__Tasks to complete__:
1) Write out the stretch of the passage on Isandlwana from "Durnford, the personification" through "of a state.".
2) Decide whether each statement agrees with the passage on Isandlwana, answering yes or no and quoting the words that settle it: (a) the southern Zulus preferred to serve the Zulu king; (b) the Zulu army had decimated the southern Zulu clans and chiefdoms for decades; (c) Durnford is described as the personification of the star-crossed hero.

### Text under study ###

Durnford, the personification of the star-crossed hero, becomes the victim of a tragedy in which the characters are linked by the shared sentiments of hurt, dispossession, and death in all its many forms: the death of childhood, the death of love, the death of honour, the death of a state.
Contrary to what most people believe, Isandlwana is not just about a gathering of redcoats set down in an unforgettably surreal landscape engaged in dramatic confrontations with a terrible fate. It is also about the nature of the colonial and the ill-trained, poorly armed tribesman who fought alongside them. And it is as much about their stalwart endurance as it is about the extraordinary conceit of well-bred British officers whose contemptuous indifference to the opinions of rough-hewn colonials ensured the doom of that ill-fated camp.
It seemed to me essential that the reader should know more about the part that the Natal Native Contingent and Natal Native Horse played against their great adversaries, the Zulu. Few ask why the southern Zulus preferred to serve the British queen so far away, rather than the Zulu king on the other side of the Thukela River. But the Zulu army had decimated the southern Zulu clans and chiefdoms for decades. And so the southern Zulus sided with the British who had brought stability to their lives.

### Provided material ###

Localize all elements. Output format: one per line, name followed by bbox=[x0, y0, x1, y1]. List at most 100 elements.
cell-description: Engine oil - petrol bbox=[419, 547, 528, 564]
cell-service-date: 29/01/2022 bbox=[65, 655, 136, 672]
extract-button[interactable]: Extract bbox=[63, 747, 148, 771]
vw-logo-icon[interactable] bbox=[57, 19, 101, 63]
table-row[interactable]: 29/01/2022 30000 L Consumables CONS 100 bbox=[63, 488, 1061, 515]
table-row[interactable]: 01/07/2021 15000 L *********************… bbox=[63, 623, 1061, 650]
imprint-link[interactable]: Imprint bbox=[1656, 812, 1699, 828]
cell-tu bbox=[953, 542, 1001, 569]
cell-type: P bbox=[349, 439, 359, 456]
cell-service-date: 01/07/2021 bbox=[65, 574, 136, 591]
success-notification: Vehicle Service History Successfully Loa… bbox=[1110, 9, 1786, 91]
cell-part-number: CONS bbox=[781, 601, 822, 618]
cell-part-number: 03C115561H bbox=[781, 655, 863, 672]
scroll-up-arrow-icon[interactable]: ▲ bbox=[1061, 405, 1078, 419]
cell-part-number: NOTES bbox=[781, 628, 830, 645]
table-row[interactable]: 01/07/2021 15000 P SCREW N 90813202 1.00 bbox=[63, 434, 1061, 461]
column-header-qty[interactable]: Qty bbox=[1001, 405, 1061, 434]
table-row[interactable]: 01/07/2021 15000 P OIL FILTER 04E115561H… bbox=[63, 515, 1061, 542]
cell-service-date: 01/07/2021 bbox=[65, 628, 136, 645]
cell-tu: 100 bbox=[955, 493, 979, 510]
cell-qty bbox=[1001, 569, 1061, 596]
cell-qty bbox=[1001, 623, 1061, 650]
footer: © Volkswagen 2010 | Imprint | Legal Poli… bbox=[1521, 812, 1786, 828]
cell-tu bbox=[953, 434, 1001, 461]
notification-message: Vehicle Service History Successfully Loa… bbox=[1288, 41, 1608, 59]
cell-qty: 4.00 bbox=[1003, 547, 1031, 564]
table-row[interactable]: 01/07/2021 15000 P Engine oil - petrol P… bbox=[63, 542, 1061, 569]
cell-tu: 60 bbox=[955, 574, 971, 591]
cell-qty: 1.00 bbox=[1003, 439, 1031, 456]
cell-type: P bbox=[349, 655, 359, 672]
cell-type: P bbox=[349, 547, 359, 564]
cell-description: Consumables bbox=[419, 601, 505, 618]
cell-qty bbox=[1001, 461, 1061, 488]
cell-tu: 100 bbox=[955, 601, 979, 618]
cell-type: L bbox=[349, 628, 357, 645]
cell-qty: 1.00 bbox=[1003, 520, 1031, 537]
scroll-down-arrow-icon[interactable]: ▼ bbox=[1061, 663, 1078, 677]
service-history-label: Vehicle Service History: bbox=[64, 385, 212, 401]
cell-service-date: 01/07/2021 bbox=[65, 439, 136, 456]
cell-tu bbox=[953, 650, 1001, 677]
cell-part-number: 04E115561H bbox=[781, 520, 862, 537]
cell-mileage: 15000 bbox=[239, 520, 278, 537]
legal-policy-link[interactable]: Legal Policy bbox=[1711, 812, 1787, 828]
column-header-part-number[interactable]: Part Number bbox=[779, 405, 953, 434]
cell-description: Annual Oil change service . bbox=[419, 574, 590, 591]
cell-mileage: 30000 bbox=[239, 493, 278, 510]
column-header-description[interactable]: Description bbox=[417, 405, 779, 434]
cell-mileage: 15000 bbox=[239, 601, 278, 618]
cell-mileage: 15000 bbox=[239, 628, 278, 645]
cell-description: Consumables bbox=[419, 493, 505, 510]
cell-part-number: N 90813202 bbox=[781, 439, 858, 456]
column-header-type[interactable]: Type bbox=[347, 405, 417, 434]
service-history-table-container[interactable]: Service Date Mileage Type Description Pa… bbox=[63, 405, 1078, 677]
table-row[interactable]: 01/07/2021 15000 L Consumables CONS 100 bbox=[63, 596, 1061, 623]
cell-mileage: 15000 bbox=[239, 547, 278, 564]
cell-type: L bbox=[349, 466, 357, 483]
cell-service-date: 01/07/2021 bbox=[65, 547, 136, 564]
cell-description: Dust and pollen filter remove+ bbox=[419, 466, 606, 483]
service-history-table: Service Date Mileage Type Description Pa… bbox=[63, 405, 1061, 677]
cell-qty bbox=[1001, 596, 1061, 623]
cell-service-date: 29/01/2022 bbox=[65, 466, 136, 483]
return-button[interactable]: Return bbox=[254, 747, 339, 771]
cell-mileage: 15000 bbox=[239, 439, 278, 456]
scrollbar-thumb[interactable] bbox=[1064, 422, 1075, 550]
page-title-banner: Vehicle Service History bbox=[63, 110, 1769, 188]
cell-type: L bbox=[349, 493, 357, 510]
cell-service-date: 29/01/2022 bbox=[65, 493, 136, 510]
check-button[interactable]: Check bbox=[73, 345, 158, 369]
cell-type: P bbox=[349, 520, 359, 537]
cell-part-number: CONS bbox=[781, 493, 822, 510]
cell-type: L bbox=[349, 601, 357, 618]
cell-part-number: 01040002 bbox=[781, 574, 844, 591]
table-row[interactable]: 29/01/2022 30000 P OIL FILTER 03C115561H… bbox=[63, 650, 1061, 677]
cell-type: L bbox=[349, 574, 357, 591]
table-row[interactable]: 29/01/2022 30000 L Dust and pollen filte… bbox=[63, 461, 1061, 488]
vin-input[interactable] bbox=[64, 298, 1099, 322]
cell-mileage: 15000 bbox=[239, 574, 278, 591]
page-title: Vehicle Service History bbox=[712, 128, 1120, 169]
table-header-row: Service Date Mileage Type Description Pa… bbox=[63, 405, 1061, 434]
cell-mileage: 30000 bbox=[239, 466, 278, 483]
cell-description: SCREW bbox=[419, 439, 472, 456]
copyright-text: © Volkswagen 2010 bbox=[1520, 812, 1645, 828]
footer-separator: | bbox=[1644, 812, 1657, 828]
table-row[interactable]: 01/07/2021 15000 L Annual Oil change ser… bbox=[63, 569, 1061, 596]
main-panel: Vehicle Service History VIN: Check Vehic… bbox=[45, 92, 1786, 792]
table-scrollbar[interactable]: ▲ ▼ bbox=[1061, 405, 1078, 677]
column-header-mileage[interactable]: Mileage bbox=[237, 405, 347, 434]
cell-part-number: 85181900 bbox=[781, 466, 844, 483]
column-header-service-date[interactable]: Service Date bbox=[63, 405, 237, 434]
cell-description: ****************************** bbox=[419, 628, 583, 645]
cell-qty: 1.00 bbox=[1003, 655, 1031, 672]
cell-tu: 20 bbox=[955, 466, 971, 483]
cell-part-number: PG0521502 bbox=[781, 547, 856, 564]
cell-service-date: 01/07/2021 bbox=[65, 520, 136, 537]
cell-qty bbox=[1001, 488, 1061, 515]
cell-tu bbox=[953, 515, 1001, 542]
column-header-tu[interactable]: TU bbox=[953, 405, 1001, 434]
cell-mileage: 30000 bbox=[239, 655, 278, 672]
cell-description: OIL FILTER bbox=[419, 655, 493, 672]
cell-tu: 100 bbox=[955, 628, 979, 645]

###

__Results__:
1)
Durnford, the personification of the star-crossed hero, becomes the victim of a tragedy in which the characters are linked by the shared sentiments of hurt, dispossession, and death in all its many forms: the death of childhood, the death of love, the death of honour, the death of a state.

2)
(a) No: "the southern Zulus preferred to serve the British queen so far away, rather than the Zulu king on the other side of the Thukela River"
(b) Yes: "the Zulu army had decimated the southern Zulu clans and chiefdoms for decades"
(c) Yes: "Durnford, the personification of the star-crossed hero"